**Set task**
In your copy, reproduce the entries exactly as they are, minus the images.

──────── Given records ────────

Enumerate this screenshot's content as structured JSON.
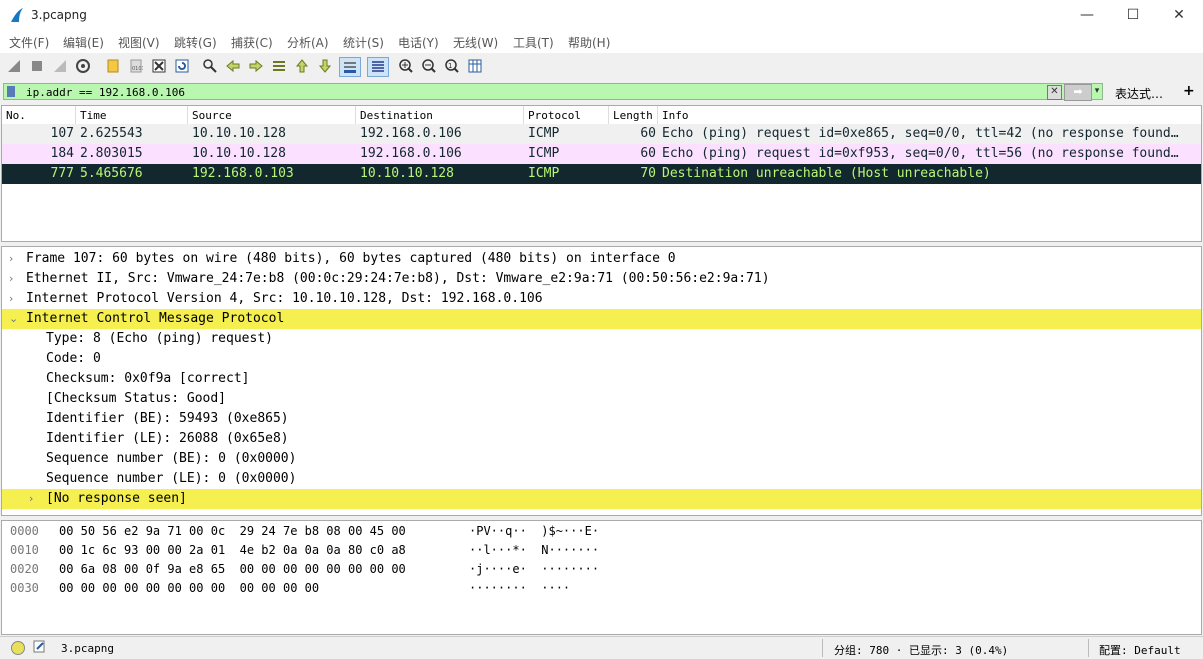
{
  "window": {
    "title": "3.pcapng",
    "controls": {
      "minimize": "—",
      "maximize": "☐",
      "close": "✕"
    }
  },
  "menu": [
    "文件(F)",
    "编辑(E)",
    "视图(V)",
    "跳转(G)",
    "捕获(C)",
    "分析(A)",
    "统计(S)",
    "电话(Y)",
    "无线(W)",
    "工具(T)",
    "帮助(H)"
  ],
  "toolbar": {
    "icons": [
      "start-capture-icon",
      "stop-capture-icon",
      "restart-capture-icon",
      "capture-options-icon",
      "open-file-icon",
      "save-file-icon",
      "close-file-icon",
      "reload-file-icon",
      "find-packet-icon",
      "go-back-icon",
      "go-forward-icon",
      "go-to-packet-icon",
      "go-first-icon",
      "go-last-icon",
      "autoscroll-icon",
      "colorize-icon",
      "zoom-in-icon",
      "zoom-out-icon",
      "zoom-normal-icon",
      "resize-columns-icon"
    ]
  },
  "filter": {
    "value": "ip.addr == 192.168.0.106",
    "expression_label": "表达式…",
    "add_label": "+",
    "clear_label": "✕",
    "apply_label": "➡",
    "dropdown_label": "▾",
    "bg_color": "#b9f6b0"
  },
  "packet_list": {
    "columns": [
      "No.",
      "Time",
      "Source",
      "Destination",
      "Protocol",
      "Length",
      "Info"
    ],
    "rows": [
      {
        "no": "107",
        "time": "2.625543",
        "source": "10.10.10.128",
        "destination": "192.168.0.106",
        "protocol": "ICMP",
        "length": "60",
        "info": "Echo (ping) request  id=0xe865, seq=0/0, ttl=42 (no response found…",
        "bg": "#f0f0f0",
        "fg": "#12272e"
      },
      {
        "no": "184",
        "time": "2.803015",
        "source": "10.10.10.128",
        "destination": "192.168.0.106",
        "protocol": "ICMP",
        "length": "60",
        "info": "Echo (ping) request  id=0xf953, seq=0/0, ttl=56 (no response found…",
        "bg": "#fce0ff",
        "fg": "#12272e"
      },
      {
        "no": "777",
        "time": "5.465676",
        "source": "192.168.0.103",
        "destination": "10.10.10.128",
        "protocol": "ICMP",
        "length": "70",
        "info": "Destination unreachable (Host unreachable)",
        "bg": "#12272e",
        "fg": "#b7f774"
      }
    ]
  },
  "details": [
    {
      "text": "Frame 107: 60 bytes on wire (480 bits), 60 bytes captured (480 bits) on interface 0",
      "indent": 0,
      "arrow": "›",
      "highlight": false
    },
    {
      "text": "Ethernet II, Src: Vmware_24:7e:b8 (00:0c:29:24:7e:b8), Dst: Vmware_e2:9a:71 (00:50:56:e2:9a:71)",
      "indent": 0,
      "arrow": "›",
      "highlight": false
    },
    {
      "text": "Internet Protocol Version 4, Src: 10.10.10.128, Dst: 192.168.0.106",
      "indent": 0,
      "arrow": "›",
      "highlight": false
    },
    {
      "text": "Internet Control Message Protocol",
      "indent": 0,
      "arrow": "⌄",
      "highlight": true
    },
    {
      "text": "Type: 8 (Echo (ping) request)",
      "indent": 1,
      "arrow": "",
      "highlight": false
    },
    {
      "text": "Code: 0",
      "indent": 1,
      "arrow": "",
      "highlight": false
    },
    {
      "text": "Checksum: 0x0f9a [correct]",
      "indent": 1,
      "arrow": "",
      "highlight": false
    },
    {
      "text": "[Checksum Status: Good]",
      "indent": 1,
      "arrow": "",
      "highlight": false
    },
    {
      "text": "Identifier (BE): 59493 (0xe865)",
      "indent": 1,
      "arrow": "",
      "highlight": false
    },
    {
      "text": "Identifier (LE): 26088 (0x65e8)",
      "indent": 1,
      "arrow": "",
      "highlight": false
    },
    {
      "text": "Sequence number (BE): 0 (0x0000)",
      "indent": 1,
      "arrow": "",
      "highlight": false
    },
    {
      "text": "Sequence number (LE): 0 (0x0000)",
      "indent": 1,
      "arrow": "",
      "highlight": false
    },
    {
      "text": "[No response seen]",
      "indent": 1,
      "arrow": "›",
      "highlight": true
    }
  ],
  "bytes": [
    {
      "offset": "0000",
      "hex": "00 50 56 e2 9a 71 00 0c  29 24 7e b8 08 00 45 00",
      "ascii": "·PV··q··  )$~···E·"
    },
    {
      "offset": "0010",
      "hex": "00 1c 6c 93 00 00 2a 01  4e b2 0a 0a 0a 80 c0 a8",
      "ascii": "··l···*·  N·······"
    },
    {
      "offset": "0020",
      "hex": "00 6a 08 00 0f 9a e8 65  00 00 00 00 00 00 00 00",
      "ascii": "·j····e·  ········"
    },
    {
      "offset": "0030",
      "hex": "00 00 00 00 00 00 00 00  00 00 00 00",
      "ascii": "········  ····"
    }
  ],
  "status": {
    "file": "3.pcapng",
    "stats": "分组: 780 · 已显示: 3 (0.4%)",
    "profile": "配置: Default"
  }
}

────────

**Written solution**
Enumerate this screenshot's content as structured JSON.
{
  "window": {
    "title": "3.pcapng",
    "controls": {
      "minimize": "—",
      "maximize": "☐",
      "close": "✕"
    }
  },
  "menu": [
    "文件(F)",
    "编辑(E)",
    "视图(V)",
    "跳转(G)",
    "捕获(C)",
    "分析(A)",
    "统计(S)",
    "电话(Y)",
    "无线(W)",
    "工具(T)",
    "帮助(H)"
  ],
  "toolbar": {
    "icons": [
      "start-capture-icon",
      "stop-capture-icon",
      "restart-capture-icon",
      "capture-options-icon",
      "open-file-icon",
      "save-file-icon",
      "close-file-icon",
      "reload-file-icon",
      "find-packet-icon",
      "go-back-icon",
      "go-forward-icon",
      "go-to-packet-icon",
      "go-first-icon",
      "go-last-icon",
      "autoscroll-icon",
      "colorize-icon",
      "zoom-in-icon",
      "zoom-out-icon",
      "zoom-normal-icon",
      "resize-columns-icon"
    ]
  },
  "filter": {
    "value": "ip.addr == 192.168.0.106",
    "expression_label": "表达式…",
    "add_label": "+",
    "clear_label": "✕",
    "apply_label": "➡",
    "dropdown_label": "▾",
    "bg_color": "#b9f6b0"
  },
  "packet_list": {
    "columns": [
      "No.",
      "Time",
      "Source",
      "Destination",
      "Protocol",
      "Length",
      "Info"
    ],
    "rows": [
      {
        "no": "107",
        "time": "2.625543",
        "source": "10.10.10.128",
        "destination": "192.168.0.106",
        "protocol": "ICMP",
        "length": "60",
        "info": "Echo (ping) request  id=0xe865, seq=0/0, ttl=42 (no response found…",
        "bg": "#f0f0f0",
        "fg": "#12272e"
      },
      {
        "no": "184",
        "time": "2.803015",
        "source": "10.10.10.128",
        "destination": "192.168.0.106",
        "protocol": "ICMP",
        "length": "60",
        "info": "Echo (ping) request  id=0xf953, seq=0/0, ttl=56 (no response found…",
        "bg": "#fce0ff",
        "fg": "#12272e"
      },
      {
        "no": "777",
        "time": "5.465676",
        "source": "192.168.0.103",
        "destination": "10.10.10.128",
        "protocol": "ICMP",
        "length": "70",
        "info": "Destination unreachable (Host unreachable)",
        "bg": "#12272e",
        "fg": "#b7f774"
      }
    ]
  },
  "details": [
    {
      "text": "Frame 107: 60 bytes on wire (480 bits), 60 bytes captured (480 bits) on interface 0",
      "indent": 0,
      "arrow": "›",
      "highlight": false
    },
    {
      "text": "Ethernet II, Src: Vmware_24:7e:b8 (00:0c:29:24:7e:b8), Dst: Vmware_e2:9a:71 (00:50:56:e2:9a:71)",
      "indent": 0,
      "arrow": "›",
      "highlight": false
    },
    {
      "text": "Internet Protocol Version 4, Src: 10.10.10.128, Dst: 192.168.0.106",
      "indent": 0,
      "arrow": "›",
      "highlight": false
    },
    {
      "text": "Internet Control Message Protocol",
      "indent": 0,
      "arrow": "⌄",
      "highlight": true
    },
    {
      "text": "Type: 8 (Echo (ping) request)",
      "indent": 1,
      "arrow": "",
      "highlight": false
    },
    {
      "text": "Code: 0",
      "indent": 1,
      "arrow": "",
      "highlight": false
    },
    {
      "text": "Checksum: 0x0f9a [correct]",
      "indent": 1,
      "arrow": "",
      "highlight": false
    },
    {
      "text": "[Checksum Status: Good]",
      "indent": 1,
      "arrow": "",
      "highlight": false
    },
    {
      "text": "Identifier (BE): 59493 (0xe865)",
      "indent": 1,
      "arrow": "",
      "highlight": false
    },
    {
      "text": "Identifier (LE): 26088 (0x65e8)",
      "indent": 1,
      "arrow": "",
      "highlight": false
    },
    {
      "text": "Sequence number (BE): 0 (0x0000)",
      "indent": 1,
      "arrow": "",
      "highlight": false
    },
    {
      "text": "Sequence number (LE): 0 (0x0000)",
      "indent": 1,
      "arrow": "",
      "highlight": false
    },
    {
      "text": "[No response seen]",
      "indent": 1,
      "arrow": "›",
      "highlight": true
    }
  ],
  "bytes": [
    {
      "offset": "0000",
      "hex": "00 50 56 e2 9a 71 00 0c  29 24 7e b8 08 00 45 00",
      "ascii": "·PV··q··  )$~···E·"
    },
    {
      "offset": "0010",
      "hex": "00 1c 6c 93 00 00 2a 01  4e b2 0a 0a 0a 80 c0 a8",
      "ascii": "··l···*·  N·······"
    },
    {
      "offset": "0020",
      "hex": "00 6a 08 00 0f 9a e8 65  00 00 00 00 00 00 00 00",
      "ascii": "·j····e·  ········"
    },
    {
      "offset": "0030",
      "hex": "00 00 00 00 00 00 00 00  00 00 00 00",
      "ascii": "········  ····"
    }
  ],
  "status": {
    "file": "3.pcapng",
    "stats": "分组: 780 · 已显示: 3 (0.4%)",
    "profile": "配置: Default"
  }
}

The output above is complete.